#### WHAT YOU SHOULD DO
Looking through the listing, how many of its lines hold the word "your"? Answer with only the number.

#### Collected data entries
============================================================

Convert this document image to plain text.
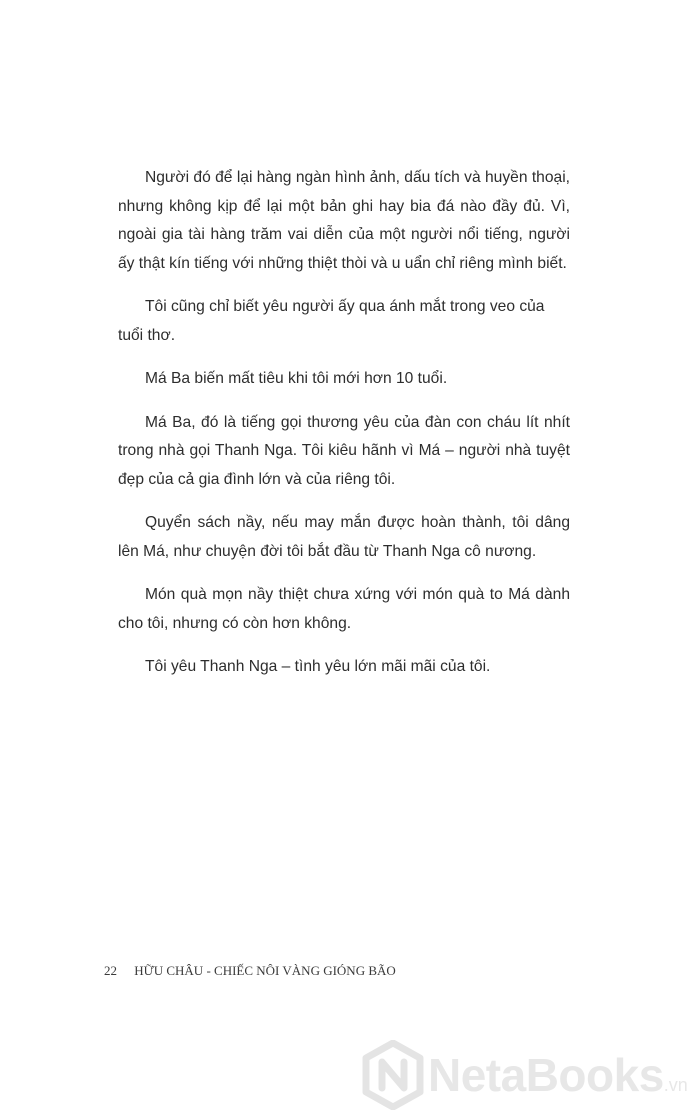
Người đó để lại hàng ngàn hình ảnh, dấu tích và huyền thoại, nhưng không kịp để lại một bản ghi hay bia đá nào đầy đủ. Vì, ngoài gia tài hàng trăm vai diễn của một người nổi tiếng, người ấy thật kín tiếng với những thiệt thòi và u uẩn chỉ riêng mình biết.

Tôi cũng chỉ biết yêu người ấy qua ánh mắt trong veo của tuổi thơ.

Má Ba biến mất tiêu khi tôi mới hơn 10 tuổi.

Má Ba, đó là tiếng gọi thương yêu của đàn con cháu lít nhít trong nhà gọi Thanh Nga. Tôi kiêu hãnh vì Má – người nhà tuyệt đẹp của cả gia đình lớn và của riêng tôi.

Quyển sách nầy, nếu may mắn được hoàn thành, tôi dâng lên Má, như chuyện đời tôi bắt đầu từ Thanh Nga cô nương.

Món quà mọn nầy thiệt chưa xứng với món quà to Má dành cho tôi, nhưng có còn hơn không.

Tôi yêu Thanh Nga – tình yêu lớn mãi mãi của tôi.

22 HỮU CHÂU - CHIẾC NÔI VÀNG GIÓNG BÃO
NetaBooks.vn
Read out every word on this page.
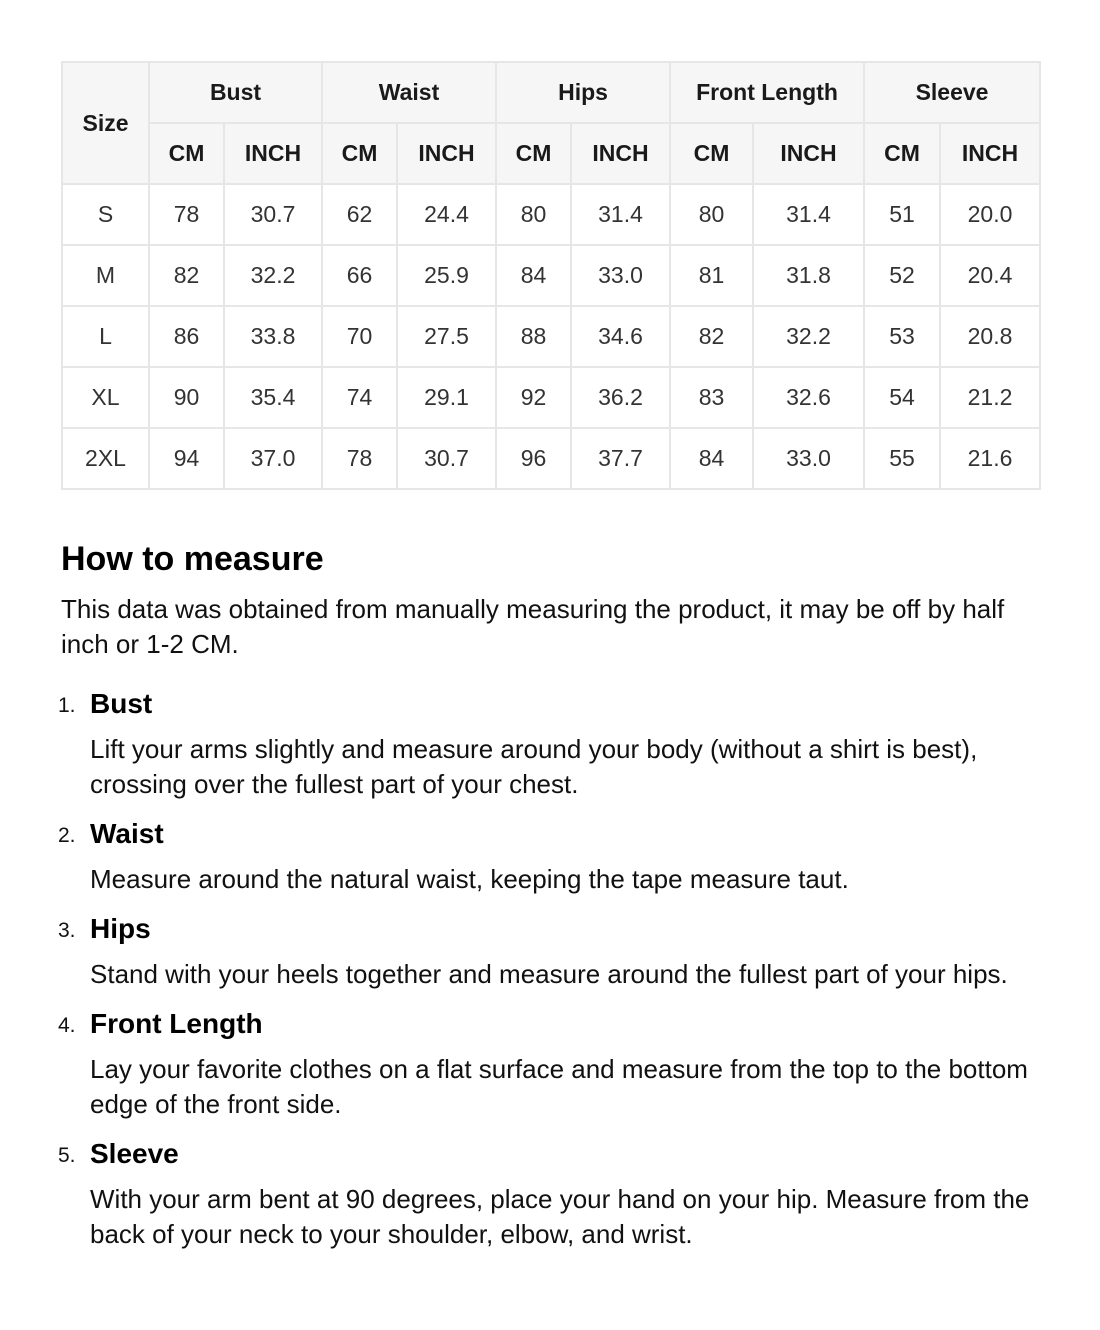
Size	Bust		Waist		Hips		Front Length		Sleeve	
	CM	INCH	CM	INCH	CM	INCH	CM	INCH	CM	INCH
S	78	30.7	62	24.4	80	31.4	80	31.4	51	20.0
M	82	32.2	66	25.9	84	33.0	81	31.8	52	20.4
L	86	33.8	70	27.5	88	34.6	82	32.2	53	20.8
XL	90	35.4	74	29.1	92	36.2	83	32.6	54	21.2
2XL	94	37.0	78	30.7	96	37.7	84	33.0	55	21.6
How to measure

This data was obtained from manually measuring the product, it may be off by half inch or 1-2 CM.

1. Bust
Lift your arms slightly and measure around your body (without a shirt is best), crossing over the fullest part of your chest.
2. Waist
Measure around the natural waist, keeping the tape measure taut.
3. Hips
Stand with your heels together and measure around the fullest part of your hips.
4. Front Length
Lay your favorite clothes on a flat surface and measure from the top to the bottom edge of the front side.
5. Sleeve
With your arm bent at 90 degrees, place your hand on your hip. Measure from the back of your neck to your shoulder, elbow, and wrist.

============================================================

#### FULL OUTPUT
4